-- START OF DATA SECTION --

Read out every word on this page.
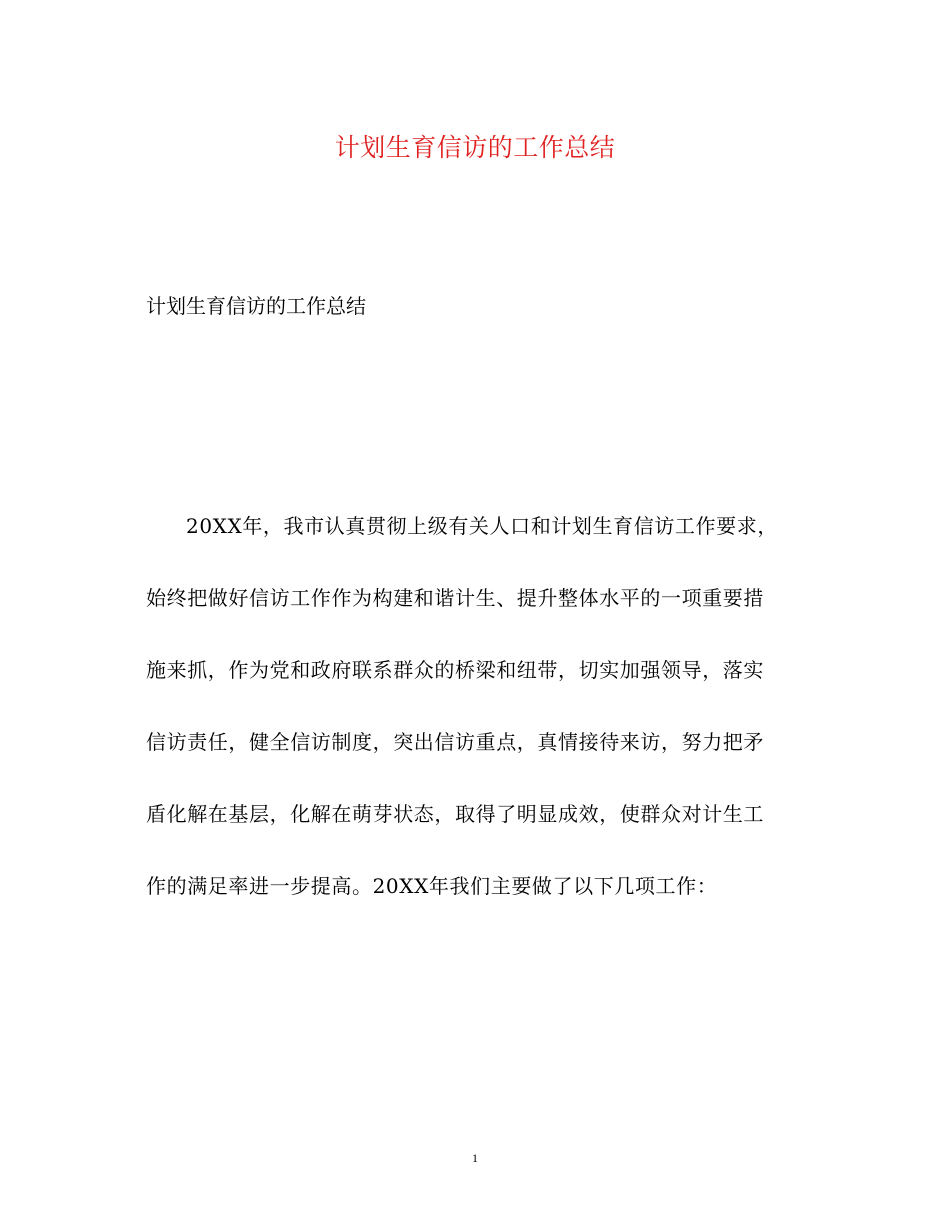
计划生育信访的工作总结

计划生育信访的工作总结

20XX年，我市认真贯彻上级有关人口和计划生育信访工作要求，
始终把做好信访工作作为构建和谐计生、提升整体水平的一项重要措
施来抓，作为党和政府联系群众的桥梁和纽带，切实加强领导，落实
信访责任，健全信访制度，突出信访重点，真情接待来访，努力把矛
盾化解在基层，化解在萌芽状态，取得了明显成效，使群众对计生工
作的满足率进一步提高。20XX年我们主要做了以下几项工作：

1
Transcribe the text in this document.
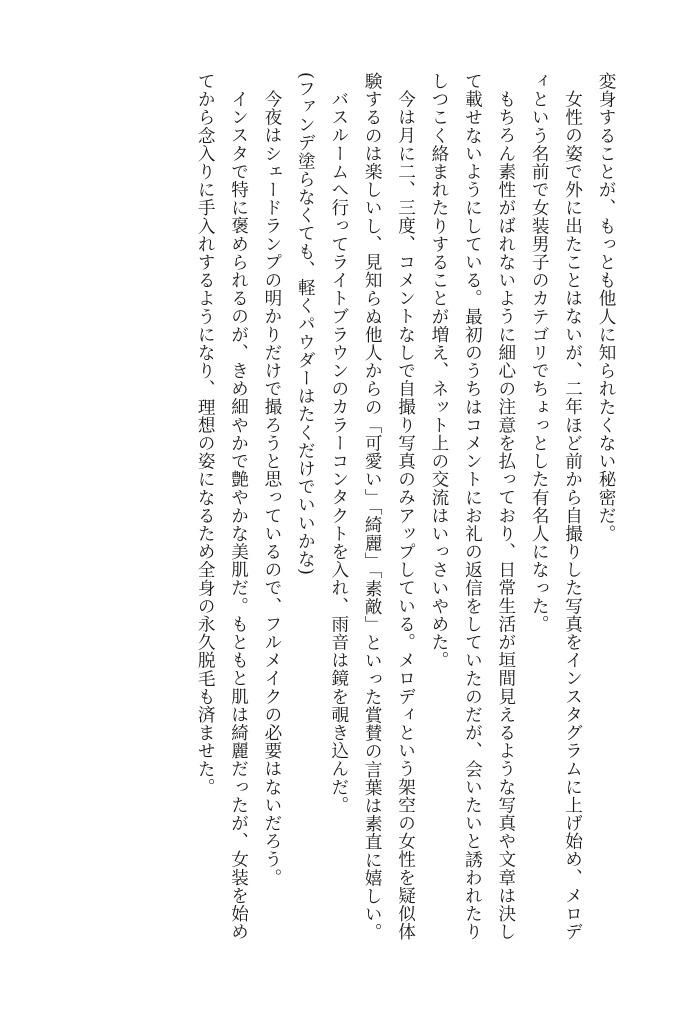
変身することが、もっとも他人に知られたくない秘密だ。

女性の姿で外に出たことはないが、二年ほど前から自撮りした写真をインスタグラムに上げ始め、メロディという名前で女装男子のカテゴリでちょっとした有名人になった。

もちろん素性がばれないように細心の注意を払っており、日常生活が垣間見えるような写真や文章は決して載せないようにしている。最初のうちはコメントにお礼の返信をしていたのだが、会いたいと誘われたりしつこく絡まれたりすることが増え、ネット上の交流はいっさいやめた。

今は月に二、三度、コメントなしで自撮り写真のみアップしている。メロディという架空の女性を疑似体験するのは楽しいし、見知らぬ他人からの「可愛い」「綺麗」「素敵」といった賞賛の言葉は素直に嬉しい。

バスルームへ行ってライトブラウンのカラーコンタクトを入れ、雨音は鏡を覗き込んだ。

(ファンデ塗らなくても、軽くパウダーはたくだけでいいかな)

今夜はシェードランプの明かりだけで撮ろうと思っているので、フルメイクの必要はないだろう。

インスタで特に褒められるのが、きめ細やかで艶やかな美肌だ。もともと肌は綺麗だったが、女装を始めてから念入りに手入れするようになり、理想の姿になるため全身の永久脱毛も済ませた。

-- END OF DATA SECTION --

## PROBLEM STATEMENT
Retype only the lines from the one with "Transcribe the text in this document." through the final line of the entries, please, and keep the pictures out.

## REPLY TO THE EXERCISE
Transcribe the text in this document.
変身することが、もっとも他人に知られたくない秘密だ。

女性の姿で外に出たことはないが、二年ほど前から自撮りした写真をインスタグラムに上げ始め、メロディという名前で女装男子のカテゴリでちょっとした有名人になった。

もちろん素性がばれないように細心の注意を払っており、日常生活が垣間見えるような写真や文章は決して載せないようにしている。最初のうちはコメントにお礼の返信をしていたのだが、会いたいと誘われたりしつこく絡まれたりすることが増え、ネット上の交流はいっさいやめた。

今は月に二、三度、コメントなしで自撮り写真のみアップしている。メロディという架空の女性を疑似体験するのは楽しいし、見知らぬ他人からの「可愛い」「綺麗」「素敵」といった賞賛の言葉は素直に嬉しい。

バスルームへ行ってライトブラウンのカラーコンタクトを入れ、雨音は鏡を覗き込んだ。

(ファンデ塗らなくても、軽くパウダーはたくだけでいいかな)

今夜はシェードランプの明かりだけで撮ろうと思っているので、フルメイクの必要はないだろう。

インスタで特に褒められるのが、きめ細やかで艶やかな美肌だ。もともと肌は綺麗だったが、女装を始めてから念入りに手入れするようになり、理想の姿になるため全身の永久脱毛も済ませた。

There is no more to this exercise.